→ **To do**
Transcribe the records below exactly, leaving out any pictures.
**** Extracted material ****
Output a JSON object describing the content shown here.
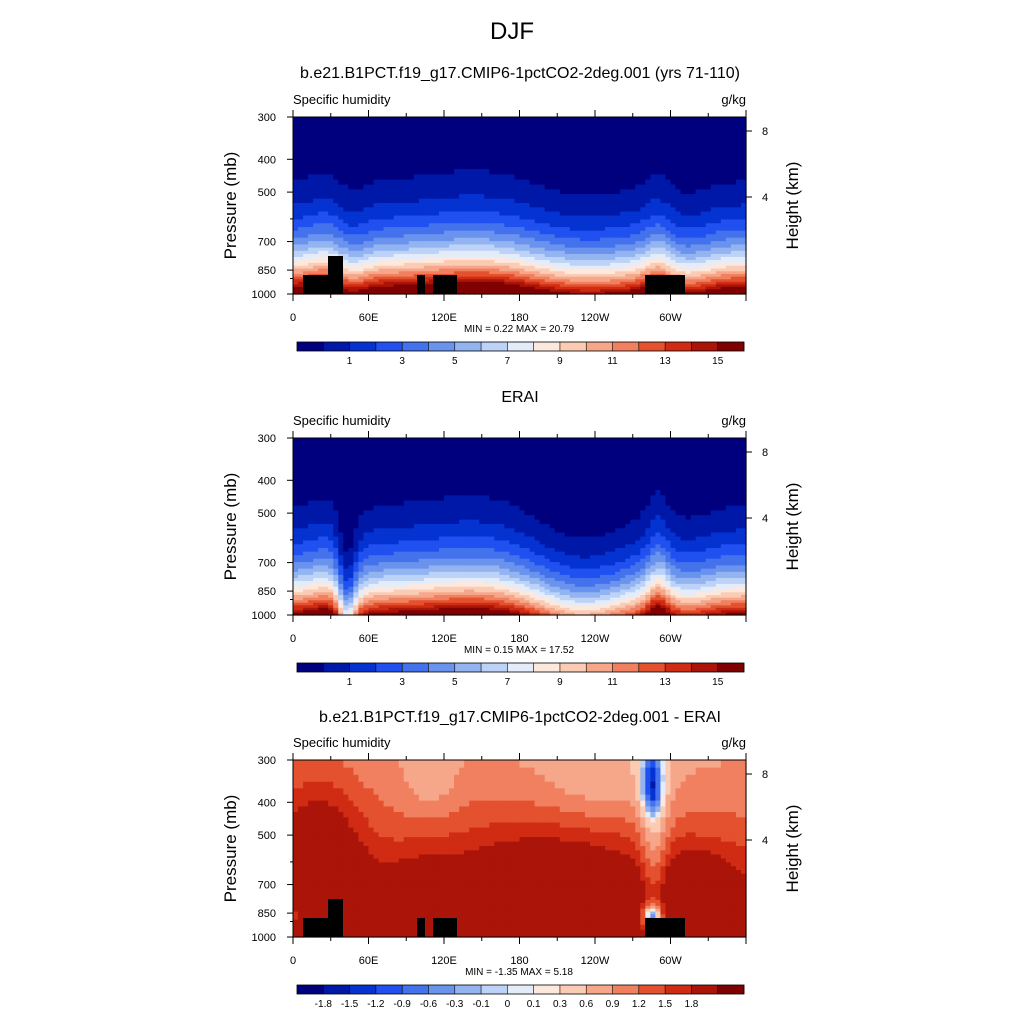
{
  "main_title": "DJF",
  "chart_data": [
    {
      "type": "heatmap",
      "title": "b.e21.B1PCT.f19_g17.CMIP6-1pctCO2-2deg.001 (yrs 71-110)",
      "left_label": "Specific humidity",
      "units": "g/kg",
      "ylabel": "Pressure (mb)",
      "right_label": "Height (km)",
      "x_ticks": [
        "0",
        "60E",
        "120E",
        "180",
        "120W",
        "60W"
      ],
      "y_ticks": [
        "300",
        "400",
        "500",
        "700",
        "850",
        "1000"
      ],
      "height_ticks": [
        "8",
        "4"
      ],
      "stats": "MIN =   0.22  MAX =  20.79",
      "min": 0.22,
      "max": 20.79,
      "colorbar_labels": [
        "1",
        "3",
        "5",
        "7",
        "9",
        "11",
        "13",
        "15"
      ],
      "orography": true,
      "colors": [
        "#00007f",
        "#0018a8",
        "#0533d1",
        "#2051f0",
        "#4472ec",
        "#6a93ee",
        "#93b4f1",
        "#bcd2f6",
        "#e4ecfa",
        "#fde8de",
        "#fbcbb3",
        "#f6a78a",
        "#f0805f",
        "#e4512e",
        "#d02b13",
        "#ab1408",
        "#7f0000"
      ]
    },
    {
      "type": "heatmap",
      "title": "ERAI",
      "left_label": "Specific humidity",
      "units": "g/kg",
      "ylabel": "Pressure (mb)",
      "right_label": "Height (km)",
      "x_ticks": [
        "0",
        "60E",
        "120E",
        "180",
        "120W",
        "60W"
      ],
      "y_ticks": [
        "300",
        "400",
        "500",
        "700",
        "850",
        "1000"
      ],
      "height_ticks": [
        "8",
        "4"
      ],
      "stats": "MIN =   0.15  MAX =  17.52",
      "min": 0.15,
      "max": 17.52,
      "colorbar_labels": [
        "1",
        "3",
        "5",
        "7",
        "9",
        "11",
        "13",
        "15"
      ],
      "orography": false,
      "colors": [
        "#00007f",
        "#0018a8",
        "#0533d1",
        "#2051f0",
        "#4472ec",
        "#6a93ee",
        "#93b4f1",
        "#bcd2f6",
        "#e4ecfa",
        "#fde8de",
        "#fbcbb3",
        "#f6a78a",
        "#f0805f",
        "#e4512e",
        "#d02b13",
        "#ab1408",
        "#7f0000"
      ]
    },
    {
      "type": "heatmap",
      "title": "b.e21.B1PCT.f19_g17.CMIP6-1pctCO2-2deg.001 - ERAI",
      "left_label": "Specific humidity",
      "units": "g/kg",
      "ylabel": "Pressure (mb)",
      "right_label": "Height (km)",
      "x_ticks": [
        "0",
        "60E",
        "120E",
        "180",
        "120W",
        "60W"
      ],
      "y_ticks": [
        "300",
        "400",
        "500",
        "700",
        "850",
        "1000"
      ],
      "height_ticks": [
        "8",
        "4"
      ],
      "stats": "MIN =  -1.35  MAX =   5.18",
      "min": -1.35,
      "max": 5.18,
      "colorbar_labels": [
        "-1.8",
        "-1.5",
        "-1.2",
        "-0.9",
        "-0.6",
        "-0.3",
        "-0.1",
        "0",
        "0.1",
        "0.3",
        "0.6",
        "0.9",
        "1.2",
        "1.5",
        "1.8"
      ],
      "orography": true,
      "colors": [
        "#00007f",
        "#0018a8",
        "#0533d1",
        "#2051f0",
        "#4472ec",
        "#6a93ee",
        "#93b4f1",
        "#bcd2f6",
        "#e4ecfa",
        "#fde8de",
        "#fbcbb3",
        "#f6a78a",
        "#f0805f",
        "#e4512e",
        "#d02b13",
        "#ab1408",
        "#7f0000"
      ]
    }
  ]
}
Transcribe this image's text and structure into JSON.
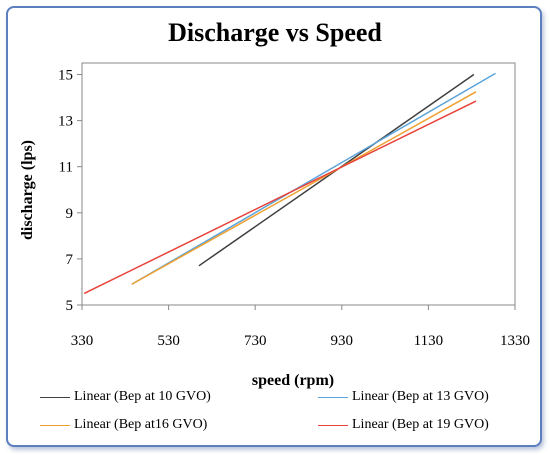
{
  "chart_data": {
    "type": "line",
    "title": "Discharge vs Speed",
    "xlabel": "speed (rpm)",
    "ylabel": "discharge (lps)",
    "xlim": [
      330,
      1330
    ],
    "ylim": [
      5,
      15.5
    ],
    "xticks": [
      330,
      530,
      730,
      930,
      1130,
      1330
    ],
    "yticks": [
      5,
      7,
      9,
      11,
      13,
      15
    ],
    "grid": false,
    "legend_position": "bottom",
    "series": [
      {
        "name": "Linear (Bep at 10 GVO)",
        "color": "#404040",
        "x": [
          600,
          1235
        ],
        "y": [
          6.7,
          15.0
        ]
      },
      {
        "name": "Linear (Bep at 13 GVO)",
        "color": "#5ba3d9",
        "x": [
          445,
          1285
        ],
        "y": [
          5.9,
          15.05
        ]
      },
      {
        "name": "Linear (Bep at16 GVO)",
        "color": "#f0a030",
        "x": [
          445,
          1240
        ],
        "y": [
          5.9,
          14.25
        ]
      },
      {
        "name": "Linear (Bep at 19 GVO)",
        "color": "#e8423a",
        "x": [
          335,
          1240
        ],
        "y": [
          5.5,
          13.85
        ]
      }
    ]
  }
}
****
→ **Finished task**
Output a JSON object describing the content shown here.
{
  "main_title": "DJF",
  "chart_data": [
    {
      "type": "heatmap",
      "title": "b.e21.B1PCT.f19_g17.CMIP6-1pctCO2-2deg.001 (yrs 71-110)",
      "left_label": "Specific humidity",
      "units": "g/kg",
      "ylabel": "Pressure (mb)",
      "right_label": "Height (km)",
      "x_ticks": [
        "0",
        "60E",
        "120E",
        "180",
        "120W",
        "60W"
      ],
      "y_ticks": [
        "300",
        "400",
        "500",
        "700",
        "850",
        "1000"
      ],
      "height_ticks": [
        "8",
        "4"
      ],
      "stats": "MIN =   0.22  MAX =  20.79",
      "min": 0.22,
      "max": 20.79,
      "colorbar_labels": [
        "1",
        "3",
        "5",
        "7",
        "9",
        "11",
        "13",
        "15"
      ],
      "orography": true,
      "colors": [
        "#00007f",
        "#0018a8",
        "#0533d1",
        "#2051f0",
        "#4472ec",
        "#6a93ee",
        "#93b4f1",
        "#bcd2f6",
        "#e4ecfa",
        "#fde8de",
        "#fbcbb3",
        "#f6a78a",
        "#f0805f",
        "#e4512e",
        "#d02b13",
        "#ab1408",
        "#7f0000"
      ]
    },
    {
      "type": "heatmap",
      "title": "ERAI",
      "left_label": "Specific humidity",
      "units": "g/kg",
      "ylabel": "Pressure (mb)",
      "right_label": "Height (km)",
      "x_ticks": [
        "0",
        "60E",
        "120E",
        "180",
        "120W",
        "60W"
      ],
      "y_ticks": [
        "300",
        "400",
        "500",
        "700",
        "850",
        "1000"
      ],
      "height_ticks": [
        "8",
        "4"
      ],
      "stats": "MIN =   0.15  MAX =  17.52",
      "min": 0.15,
      "max": 17.52,
      "colorbar_labels": [
        "1",
        "3",
        "5",
        "7",
        "9",
        "11",
        "13",
        "15"
      ],
      "orography": false,
      "colors": [
        "#00007f",
        "#0018a8",
        "#0533d1",
        "#2051f0",
        "#4472ec",
        "#6a93ee",
        "#93b4f1",
        "#bcd2f6",
        "#e4ecfa",
        "#fde8de",
        "#fbcbb3",
        "#f6a78a",
        "#f0805f",
        "#e4512e",
        "#d02b13",
        "#ab1408",
        "#7f0000"
      ]
    },
    {
      "type": "heatmap",
      "title": "b.e21.B1PCT.f19_g17.CMIP6-1pctCO2-2deg.001 - ERAI",
      "left_label": "Specific humidity",
      "units": "g/kg",
      "ylabel": "Pressure (mb)",
      "right_label": "Height (km)",
      "x_ticks": [
        "0",
        "60E",
        "120E",
        "180",
        "120W",
        "60W"
      ],
      "y_ticks": [
        "300",
        "400",
        "500",
        "700",
        "850",
        "1000"
      ],
      "height_ticks": [
        "8",
        "4"
      ],
      "stats": "MIN =  -1.35  MAX =   5.18",
      "min": -1.35,
      "max": 5.18,
      "colorbar_labels": [
        "-1.8",
        "-1.5",
        "-1.2",
        "-0.9",
        "-0.6",
        "-0.3",
        "-0.1",
        "0",
        "0.1",
        "0.3",
        "0.6",
        "0.9",
        "1.2",
        "1.5",
        "1.8"
      ],
      "orography": true,
      "colors": [
        "#00007f",
        "#0018a8",
        "#0533d1",
        "#2051f0",
        "#4472ec",
        "#6a93ee",
        "#93b4f1",
        "#bcd2f6",
        "#e4ecfa",
        "#fde8de",
        "#fbcbb3",
        "#f6a78a",
        "#f0805f",
        "#e4512e",
        "#d02b13",
        "#ab1408",
        "#7f0000"
      ]
    }
  ]
}
Transcribe this image's text and structure into JSON.
{
  "chart_data": {
    "type": "line",
    "title": "Discharge vs Speed",
    "xlabel": "speed (rpm)",
    "ylabel": "discharge (lps)",
    "xlim": [
      330,
      1330
    ],
    "ylim": [
      5,
      15.5
    ],
    "xticks": [
      330,
      530,
      730,
      930,
      1130,
      1330
    ],
    "yticks": [
      5,
      7,
      9,
      11,
      13,
      15
    ],
    "grid": false,
    "legend_position": "bottom",
    "series": [
      {
        "name": "Linear (Bep at 10 GVO)",
        "color": "#404040",
        "x": [
          600,
          1235
        ],
        "y": [
          6.7,
          15.0
        ]
      },
      {
        "name": "Linear (Bep at 13 GVO)",
        "color": "#5ba3d9",
        "x": [
          445,
          1285
        ],
        "y": [
          5.9,
          15.05
        ]
      },
      {
        "name": "Linear (Bep at16 GVO)",
        "color": "#f0a030",
        "x": [
          445,
          1240
        ],
        "y": [
          5.9,
          14.25
        ]
      },
      {
        "name": "Linear (Bep at 19 GVO)",
        "color": "#e8423a",
        "x": [
          335,
          1240
        ],
        "y": [
          5.5,
          13.85
        ]
      }
    ]
  }
}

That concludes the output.